• Provided records

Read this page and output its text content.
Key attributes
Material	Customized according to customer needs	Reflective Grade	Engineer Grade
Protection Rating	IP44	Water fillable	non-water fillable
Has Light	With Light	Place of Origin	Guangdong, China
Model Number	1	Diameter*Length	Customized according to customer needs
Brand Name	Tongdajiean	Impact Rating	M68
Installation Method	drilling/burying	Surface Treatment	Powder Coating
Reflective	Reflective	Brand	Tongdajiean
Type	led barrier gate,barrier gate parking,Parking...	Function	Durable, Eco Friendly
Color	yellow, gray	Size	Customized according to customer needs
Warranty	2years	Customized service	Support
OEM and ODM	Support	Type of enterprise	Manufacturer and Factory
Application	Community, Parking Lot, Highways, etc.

• Instructions to follow
Nothing should be changed: write out all of the data as is.

• Result
Read this page and output its text content.
Key attributes
Material	Customized according to customer needs	Reflective Grade	Engineer Grade
Protection Rating	IP44	Water fillable	non-water fillable
Has Light	With Light	Place of Origin	Guangdong, China
Model Number	1	Diameter*Length	Customized according to customer needs
Brand Name	Tongdajiean	Impact Rating	M68
Installation Method	drilling/burying	Surface Treatment	Powder Coating
Reflective	Reflective	Brand	Tongdajiean
Type	led barrier gate,barrier gate parking,Parking...	Function	Durable, Eco Friendly
Color	yellow, gray	Size	Customized according to customer needs
Warranty	2years	Customized service	Support
OEM and ODM	Support	Type of enterprise	Manufacturer and Factory
Application	Community, Parking Lot, Highways, etc.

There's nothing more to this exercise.